"""

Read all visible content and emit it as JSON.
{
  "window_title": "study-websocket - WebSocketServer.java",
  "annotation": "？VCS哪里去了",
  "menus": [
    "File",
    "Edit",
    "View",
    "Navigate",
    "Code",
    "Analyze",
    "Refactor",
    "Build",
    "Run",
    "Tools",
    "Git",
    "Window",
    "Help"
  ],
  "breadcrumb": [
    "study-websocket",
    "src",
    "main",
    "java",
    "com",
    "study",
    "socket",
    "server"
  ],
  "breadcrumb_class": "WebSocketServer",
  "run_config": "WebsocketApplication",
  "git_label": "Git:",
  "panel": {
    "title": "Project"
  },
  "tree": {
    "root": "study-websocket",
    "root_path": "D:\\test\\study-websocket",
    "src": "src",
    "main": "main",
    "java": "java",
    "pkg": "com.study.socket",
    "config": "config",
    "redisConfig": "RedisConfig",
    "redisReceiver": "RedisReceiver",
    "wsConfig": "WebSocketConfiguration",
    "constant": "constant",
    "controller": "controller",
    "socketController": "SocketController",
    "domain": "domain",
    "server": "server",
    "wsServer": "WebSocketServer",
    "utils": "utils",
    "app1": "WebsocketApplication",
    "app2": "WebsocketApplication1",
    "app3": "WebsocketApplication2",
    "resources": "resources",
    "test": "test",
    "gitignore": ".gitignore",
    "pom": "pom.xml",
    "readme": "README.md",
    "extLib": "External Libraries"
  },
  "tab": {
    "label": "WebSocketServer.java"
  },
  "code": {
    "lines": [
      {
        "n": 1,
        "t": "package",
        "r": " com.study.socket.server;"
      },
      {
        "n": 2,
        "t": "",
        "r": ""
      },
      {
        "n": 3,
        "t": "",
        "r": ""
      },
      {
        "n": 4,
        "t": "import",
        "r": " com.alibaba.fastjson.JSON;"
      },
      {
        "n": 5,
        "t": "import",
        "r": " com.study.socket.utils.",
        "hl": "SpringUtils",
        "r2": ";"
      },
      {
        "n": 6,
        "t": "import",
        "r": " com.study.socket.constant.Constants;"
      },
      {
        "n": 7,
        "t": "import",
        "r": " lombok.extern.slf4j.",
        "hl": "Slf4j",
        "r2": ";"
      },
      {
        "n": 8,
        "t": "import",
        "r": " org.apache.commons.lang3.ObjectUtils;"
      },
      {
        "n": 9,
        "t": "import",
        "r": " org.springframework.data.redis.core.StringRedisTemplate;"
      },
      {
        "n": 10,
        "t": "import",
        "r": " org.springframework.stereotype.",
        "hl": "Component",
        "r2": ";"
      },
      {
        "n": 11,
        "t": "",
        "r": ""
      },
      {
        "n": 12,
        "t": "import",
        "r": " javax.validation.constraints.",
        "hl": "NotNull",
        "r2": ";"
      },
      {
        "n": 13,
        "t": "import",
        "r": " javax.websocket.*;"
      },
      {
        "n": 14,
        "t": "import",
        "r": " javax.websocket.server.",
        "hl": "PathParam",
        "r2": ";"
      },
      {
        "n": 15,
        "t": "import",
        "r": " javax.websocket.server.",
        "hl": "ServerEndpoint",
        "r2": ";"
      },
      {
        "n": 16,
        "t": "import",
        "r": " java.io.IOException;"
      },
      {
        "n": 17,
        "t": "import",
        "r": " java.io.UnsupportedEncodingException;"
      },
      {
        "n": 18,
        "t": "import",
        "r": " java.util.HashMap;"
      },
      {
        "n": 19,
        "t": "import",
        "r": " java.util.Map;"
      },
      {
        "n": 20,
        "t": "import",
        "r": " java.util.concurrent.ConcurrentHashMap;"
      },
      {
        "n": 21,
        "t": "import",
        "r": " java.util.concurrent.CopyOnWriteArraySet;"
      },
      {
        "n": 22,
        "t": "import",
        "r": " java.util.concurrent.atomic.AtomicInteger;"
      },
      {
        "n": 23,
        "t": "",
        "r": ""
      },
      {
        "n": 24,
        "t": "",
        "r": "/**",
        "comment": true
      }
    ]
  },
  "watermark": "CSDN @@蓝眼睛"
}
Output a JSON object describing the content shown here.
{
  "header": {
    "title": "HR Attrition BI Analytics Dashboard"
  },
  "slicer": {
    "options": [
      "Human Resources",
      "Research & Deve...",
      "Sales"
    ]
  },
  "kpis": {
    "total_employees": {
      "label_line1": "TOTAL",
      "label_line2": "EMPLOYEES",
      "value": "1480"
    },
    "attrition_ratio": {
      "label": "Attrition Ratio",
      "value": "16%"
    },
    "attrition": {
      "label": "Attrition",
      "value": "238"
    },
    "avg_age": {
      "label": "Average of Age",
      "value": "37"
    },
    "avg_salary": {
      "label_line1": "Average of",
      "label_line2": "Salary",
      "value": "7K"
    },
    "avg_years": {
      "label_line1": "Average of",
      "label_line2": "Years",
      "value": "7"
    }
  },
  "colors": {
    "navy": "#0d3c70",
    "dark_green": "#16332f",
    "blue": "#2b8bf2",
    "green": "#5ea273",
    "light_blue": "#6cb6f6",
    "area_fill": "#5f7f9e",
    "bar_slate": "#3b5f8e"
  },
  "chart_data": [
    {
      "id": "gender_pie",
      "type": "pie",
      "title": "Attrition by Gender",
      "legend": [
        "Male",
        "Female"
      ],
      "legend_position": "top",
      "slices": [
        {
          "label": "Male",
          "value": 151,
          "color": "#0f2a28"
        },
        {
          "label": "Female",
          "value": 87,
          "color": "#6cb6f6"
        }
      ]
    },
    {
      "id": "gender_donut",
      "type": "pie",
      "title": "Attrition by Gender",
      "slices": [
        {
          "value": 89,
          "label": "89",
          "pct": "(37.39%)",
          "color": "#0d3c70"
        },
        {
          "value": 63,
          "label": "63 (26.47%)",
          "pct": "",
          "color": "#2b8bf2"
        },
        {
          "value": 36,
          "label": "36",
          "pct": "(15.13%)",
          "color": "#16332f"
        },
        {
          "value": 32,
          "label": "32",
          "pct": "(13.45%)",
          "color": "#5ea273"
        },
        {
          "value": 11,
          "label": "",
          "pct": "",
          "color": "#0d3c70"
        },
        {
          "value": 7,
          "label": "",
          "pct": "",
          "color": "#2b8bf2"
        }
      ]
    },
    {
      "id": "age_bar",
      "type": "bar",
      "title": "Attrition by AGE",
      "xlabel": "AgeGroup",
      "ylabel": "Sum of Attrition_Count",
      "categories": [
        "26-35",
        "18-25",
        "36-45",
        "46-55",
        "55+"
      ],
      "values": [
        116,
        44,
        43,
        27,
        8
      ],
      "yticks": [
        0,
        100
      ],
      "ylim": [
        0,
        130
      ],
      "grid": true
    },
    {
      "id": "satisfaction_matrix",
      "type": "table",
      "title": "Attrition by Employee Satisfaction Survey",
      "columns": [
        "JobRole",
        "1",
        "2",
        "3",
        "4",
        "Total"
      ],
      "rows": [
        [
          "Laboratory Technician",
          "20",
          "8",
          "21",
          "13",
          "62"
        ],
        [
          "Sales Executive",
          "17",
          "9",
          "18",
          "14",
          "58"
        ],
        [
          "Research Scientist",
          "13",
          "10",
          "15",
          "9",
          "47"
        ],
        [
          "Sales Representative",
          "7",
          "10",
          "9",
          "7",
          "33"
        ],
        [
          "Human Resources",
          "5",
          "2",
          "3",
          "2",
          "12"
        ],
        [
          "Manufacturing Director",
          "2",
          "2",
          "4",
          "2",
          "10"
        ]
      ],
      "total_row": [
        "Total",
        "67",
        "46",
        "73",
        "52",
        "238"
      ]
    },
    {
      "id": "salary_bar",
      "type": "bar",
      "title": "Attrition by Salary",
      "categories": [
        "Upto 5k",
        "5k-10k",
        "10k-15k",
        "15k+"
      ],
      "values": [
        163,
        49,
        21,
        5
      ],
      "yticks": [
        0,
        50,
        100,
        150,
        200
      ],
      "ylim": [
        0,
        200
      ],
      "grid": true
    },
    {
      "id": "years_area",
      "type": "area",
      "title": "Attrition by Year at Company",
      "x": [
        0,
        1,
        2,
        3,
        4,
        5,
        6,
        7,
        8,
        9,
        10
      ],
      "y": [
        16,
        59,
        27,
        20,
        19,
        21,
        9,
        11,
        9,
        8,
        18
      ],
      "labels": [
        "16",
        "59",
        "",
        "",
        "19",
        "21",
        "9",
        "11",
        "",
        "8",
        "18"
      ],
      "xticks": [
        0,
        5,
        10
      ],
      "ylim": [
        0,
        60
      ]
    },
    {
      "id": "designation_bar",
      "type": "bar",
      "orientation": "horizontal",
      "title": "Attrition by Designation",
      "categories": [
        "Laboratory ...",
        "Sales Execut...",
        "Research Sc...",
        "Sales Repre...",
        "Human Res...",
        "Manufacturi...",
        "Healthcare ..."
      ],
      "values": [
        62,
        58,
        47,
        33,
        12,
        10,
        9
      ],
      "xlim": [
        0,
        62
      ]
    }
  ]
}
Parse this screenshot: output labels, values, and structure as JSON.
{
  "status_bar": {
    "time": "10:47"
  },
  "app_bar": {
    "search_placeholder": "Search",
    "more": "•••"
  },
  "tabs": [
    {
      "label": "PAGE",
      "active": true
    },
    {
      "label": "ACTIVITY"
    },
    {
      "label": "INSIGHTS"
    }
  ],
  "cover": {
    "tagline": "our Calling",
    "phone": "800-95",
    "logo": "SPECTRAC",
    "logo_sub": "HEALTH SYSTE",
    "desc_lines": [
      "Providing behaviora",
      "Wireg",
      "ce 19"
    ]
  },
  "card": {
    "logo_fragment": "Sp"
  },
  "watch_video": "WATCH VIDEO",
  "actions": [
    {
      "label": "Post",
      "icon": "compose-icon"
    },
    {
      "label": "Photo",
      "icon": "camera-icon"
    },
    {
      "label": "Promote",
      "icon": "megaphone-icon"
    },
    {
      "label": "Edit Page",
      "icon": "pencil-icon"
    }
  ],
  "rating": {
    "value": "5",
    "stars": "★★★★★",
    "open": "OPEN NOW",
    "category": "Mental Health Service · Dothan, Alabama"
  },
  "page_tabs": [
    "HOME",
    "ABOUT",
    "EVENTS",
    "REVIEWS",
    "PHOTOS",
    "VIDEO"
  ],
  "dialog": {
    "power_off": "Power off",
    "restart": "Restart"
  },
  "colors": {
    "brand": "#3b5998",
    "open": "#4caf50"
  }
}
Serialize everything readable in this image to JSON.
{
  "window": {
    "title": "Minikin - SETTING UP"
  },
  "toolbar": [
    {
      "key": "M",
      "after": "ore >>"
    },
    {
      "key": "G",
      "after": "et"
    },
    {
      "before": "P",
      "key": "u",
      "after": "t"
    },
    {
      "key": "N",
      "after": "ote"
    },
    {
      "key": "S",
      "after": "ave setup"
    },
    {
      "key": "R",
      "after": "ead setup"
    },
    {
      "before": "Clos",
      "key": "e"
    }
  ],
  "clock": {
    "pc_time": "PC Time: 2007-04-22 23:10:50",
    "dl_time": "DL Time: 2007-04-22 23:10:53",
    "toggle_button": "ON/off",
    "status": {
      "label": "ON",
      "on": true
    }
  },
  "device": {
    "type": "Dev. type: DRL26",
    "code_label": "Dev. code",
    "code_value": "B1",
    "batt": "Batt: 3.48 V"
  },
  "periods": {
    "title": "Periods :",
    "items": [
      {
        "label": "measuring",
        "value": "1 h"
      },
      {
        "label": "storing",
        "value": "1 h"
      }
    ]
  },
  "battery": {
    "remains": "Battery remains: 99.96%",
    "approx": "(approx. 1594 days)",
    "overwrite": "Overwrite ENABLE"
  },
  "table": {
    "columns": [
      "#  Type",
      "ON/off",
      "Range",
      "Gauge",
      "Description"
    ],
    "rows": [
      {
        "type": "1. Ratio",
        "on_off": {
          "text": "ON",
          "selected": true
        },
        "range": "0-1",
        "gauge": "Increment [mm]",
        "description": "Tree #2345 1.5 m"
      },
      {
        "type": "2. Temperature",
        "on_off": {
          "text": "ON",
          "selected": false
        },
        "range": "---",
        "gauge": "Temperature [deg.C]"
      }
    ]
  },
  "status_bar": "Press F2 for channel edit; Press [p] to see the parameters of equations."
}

"""

Pull out every line of the records that includes the string "WebSocketServer".

  "window_title": "study-websocket - WebSocketServer.java",
  "breadcrumb_class": "WebSocketServer",
    "wsServer": "WebSocketServer",
    "label": "WebSocketServer.java"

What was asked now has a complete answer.